Dataset extract:
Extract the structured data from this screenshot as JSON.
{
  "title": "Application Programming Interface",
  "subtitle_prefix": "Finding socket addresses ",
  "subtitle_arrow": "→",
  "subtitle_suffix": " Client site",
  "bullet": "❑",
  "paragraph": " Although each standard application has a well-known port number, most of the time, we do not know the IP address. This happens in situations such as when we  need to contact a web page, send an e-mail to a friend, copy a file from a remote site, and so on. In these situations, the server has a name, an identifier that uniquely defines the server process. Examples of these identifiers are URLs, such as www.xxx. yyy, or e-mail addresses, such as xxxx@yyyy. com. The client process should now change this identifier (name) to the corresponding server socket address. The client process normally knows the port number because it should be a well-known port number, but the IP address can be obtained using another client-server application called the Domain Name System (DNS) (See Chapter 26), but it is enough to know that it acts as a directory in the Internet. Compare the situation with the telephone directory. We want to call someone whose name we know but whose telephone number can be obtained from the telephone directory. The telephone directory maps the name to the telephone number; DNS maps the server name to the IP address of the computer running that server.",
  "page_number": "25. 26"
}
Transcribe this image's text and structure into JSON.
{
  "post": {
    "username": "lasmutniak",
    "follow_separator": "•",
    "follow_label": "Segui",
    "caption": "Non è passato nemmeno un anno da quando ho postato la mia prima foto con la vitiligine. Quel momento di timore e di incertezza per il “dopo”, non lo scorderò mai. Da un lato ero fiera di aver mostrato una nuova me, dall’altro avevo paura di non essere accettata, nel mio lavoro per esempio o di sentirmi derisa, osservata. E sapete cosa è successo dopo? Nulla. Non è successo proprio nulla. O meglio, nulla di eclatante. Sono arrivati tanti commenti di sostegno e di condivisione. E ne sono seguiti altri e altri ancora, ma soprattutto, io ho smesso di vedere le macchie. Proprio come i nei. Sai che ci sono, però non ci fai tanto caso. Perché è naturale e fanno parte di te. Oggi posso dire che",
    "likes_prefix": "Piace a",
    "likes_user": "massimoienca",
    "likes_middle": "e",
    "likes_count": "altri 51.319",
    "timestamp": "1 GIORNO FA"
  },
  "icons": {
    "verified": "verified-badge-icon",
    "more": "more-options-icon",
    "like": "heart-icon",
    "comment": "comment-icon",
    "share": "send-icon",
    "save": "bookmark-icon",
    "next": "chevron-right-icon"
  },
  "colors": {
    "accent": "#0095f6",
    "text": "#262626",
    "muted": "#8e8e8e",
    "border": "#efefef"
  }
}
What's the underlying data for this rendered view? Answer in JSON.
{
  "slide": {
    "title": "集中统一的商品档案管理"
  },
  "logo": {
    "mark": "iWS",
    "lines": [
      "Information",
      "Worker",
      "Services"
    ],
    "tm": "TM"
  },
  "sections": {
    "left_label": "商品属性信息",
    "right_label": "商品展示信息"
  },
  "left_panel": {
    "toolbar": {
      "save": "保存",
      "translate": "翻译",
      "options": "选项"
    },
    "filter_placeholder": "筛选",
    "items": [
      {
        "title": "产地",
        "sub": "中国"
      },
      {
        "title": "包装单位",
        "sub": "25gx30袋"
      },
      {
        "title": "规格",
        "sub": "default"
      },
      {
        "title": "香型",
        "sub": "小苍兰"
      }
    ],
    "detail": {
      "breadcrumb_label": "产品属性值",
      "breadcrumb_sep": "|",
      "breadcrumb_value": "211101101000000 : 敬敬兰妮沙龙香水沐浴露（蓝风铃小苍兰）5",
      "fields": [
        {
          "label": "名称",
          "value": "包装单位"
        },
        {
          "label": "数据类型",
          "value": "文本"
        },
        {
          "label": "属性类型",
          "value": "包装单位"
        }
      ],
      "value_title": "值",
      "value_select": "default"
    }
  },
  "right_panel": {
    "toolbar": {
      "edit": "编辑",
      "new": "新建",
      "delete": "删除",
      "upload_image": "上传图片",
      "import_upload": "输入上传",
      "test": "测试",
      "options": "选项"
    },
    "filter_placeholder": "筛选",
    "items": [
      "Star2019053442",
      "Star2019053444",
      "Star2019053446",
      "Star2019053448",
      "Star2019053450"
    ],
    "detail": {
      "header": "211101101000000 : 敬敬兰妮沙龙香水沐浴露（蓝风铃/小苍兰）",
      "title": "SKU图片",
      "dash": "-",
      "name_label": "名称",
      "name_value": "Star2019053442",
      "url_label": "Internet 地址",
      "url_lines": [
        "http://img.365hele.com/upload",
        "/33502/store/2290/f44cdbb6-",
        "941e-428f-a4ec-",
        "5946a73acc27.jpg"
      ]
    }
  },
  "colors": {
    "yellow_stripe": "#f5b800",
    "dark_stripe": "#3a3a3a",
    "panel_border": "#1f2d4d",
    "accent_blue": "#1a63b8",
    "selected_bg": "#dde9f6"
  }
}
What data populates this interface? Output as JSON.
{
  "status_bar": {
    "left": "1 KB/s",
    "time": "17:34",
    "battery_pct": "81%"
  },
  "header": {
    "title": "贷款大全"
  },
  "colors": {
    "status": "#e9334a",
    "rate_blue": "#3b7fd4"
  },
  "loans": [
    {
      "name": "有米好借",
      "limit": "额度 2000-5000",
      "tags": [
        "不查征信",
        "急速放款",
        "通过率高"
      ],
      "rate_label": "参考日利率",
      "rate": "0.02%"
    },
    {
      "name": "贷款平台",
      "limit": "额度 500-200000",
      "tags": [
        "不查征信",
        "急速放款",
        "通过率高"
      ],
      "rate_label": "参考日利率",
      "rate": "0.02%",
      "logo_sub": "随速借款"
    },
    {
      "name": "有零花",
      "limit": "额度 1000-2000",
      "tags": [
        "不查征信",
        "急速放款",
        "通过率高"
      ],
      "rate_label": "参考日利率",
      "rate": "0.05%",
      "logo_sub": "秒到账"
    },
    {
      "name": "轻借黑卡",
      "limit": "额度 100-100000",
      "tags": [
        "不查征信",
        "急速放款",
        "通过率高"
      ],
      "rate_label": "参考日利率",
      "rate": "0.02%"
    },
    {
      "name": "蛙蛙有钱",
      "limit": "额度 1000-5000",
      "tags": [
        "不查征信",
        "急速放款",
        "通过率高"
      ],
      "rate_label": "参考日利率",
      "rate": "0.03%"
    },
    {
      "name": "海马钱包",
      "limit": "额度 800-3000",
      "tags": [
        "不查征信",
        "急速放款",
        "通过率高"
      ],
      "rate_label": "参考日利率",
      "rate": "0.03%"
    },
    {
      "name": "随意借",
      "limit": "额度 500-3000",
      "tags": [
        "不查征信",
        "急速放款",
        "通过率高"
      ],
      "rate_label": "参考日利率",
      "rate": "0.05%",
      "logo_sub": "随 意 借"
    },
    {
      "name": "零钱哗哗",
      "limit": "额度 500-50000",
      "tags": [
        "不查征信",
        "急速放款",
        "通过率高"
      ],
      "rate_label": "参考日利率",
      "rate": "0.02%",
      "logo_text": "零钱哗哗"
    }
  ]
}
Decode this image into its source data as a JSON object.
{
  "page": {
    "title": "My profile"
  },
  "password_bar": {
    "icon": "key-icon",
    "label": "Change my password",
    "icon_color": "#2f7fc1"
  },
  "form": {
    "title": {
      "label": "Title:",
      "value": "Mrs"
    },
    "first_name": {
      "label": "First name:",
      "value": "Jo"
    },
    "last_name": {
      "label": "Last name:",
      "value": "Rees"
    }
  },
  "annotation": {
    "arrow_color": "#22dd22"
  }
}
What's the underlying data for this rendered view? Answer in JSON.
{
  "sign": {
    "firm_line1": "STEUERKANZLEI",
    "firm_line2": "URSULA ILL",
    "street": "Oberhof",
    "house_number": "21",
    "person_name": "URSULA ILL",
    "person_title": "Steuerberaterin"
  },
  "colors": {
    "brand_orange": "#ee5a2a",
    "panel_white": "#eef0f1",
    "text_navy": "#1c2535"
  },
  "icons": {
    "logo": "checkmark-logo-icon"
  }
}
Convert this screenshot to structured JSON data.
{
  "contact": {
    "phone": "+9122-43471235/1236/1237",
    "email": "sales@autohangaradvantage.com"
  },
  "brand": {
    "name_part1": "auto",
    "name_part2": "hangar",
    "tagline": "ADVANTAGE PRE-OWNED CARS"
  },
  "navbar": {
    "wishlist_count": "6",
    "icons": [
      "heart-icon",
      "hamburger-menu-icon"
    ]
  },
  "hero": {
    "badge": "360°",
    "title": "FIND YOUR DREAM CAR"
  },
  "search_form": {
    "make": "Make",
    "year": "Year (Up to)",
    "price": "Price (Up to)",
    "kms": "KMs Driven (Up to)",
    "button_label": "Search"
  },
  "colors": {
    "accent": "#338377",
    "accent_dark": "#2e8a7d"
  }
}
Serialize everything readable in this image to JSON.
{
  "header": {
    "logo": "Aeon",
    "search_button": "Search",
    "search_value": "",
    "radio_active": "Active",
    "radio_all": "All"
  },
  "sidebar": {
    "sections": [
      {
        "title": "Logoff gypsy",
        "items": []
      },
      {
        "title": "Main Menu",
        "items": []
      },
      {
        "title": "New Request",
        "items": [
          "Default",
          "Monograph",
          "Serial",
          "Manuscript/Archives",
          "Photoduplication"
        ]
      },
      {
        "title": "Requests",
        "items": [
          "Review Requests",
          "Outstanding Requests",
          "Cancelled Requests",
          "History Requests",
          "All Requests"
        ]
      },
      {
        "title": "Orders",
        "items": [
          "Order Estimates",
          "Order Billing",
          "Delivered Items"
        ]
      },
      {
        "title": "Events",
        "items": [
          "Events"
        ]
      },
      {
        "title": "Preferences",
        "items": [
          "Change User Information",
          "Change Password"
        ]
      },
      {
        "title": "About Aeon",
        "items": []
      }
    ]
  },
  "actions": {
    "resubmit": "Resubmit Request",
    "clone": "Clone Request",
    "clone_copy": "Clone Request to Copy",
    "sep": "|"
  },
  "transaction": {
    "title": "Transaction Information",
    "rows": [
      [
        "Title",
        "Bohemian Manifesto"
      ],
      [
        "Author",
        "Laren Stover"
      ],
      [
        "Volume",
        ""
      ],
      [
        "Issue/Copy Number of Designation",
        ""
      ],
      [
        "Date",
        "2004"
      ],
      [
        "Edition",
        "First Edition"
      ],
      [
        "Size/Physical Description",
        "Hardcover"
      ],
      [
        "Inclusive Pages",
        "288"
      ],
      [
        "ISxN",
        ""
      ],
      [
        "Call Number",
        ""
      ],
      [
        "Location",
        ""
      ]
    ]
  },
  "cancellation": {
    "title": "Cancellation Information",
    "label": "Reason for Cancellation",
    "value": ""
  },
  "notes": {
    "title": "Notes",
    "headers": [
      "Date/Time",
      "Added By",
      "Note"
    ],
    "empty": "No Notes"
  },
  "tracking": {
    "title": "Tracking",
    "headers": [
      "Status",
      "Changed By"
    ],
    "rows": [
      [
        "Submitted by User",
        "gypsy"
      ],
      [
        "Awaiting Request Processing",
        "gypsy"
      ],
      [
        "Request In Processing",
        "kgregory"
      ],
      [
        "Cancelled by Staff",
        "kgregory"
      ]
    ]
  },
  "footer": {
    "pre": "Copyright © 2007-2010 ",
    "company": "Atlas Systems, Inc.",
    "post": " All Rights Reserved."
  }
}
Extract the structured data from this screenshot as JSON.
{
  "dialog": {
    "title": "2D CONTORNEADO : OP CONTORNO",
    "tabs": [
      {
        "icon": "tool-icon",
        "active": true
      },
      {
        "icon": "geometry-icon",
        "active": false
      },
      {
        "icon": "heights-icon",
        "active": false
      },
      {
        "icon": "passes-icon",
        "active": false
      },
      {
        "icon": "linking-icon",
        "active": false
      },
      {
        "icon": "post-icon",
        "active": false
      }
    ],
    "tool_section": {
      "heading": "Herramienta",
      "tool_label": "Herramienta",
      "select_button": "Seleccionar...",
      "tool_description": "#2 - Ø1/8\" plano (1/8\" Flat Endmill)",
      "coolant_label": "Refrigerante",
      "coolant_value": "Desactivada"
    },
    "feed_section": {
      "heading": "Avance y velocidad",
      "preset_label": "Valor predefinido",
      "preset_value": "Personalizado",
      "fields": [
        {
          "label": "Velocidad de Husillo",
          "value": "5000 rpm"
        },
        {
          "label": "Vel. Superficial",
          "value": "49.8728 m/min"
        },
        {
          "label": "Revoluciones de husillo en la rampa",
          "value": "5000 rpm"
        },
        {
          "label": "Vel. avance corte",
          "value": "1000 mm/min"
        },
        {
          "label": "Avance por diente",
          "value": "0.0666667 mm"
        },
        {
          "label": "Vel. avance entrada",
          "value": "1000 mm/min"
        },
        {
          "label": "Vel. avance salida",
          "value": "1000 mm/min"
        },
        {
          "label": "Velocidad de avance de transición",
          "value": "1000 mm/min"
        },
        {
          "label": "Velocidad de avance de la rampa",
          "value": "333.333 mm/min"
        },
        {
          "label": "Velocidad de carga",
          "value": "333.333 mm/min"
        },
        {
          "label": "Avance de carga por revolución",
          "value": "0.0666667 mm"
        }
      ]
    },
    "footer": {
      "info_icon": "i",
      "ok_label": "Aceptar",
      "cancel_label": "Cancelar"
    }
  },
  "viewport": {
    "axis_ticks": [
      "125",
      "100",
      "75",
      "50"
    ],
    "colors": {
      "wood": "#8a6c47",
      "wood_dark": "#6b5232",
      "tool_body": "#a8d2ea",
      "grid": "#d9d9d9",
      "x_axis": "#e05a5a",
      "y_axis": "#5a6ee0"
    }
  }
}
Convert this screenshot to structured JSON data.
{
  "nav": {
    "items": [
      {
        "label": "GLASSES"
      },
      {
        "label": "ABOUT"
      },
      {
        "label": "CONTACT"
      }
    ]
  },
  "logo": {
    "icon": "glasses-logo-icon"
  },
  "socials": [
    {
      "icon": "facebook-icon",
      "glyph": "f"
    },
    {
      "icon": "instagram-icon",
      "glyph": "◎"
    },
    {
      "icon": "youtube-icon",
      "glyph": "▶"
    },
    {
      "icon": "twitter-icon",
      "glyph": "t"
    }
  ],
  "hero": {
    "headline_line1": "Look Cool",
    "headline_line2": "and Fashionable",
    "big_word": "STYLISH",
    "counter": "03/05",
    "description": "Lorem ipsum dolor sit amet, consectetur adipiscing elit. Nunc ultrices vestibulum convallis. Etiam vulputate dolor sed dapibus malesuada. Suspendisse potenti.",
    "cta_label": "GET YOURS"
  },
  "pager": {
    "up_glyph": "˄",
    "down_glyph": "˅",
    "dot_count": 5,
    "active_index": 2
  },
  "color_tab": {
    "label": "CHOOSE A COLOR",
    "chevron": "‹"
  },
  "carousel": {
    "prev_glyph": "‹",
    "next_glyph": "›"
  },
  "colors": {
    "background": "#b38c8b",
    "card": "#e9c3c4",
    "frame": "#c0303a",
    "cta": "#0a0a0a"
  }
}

Aim:
Check each line of the records above for "into", and copy those that have it.

Task result:
Transcribe this image's text and structure into JSON.
Decode this image into its source data as a JSON object.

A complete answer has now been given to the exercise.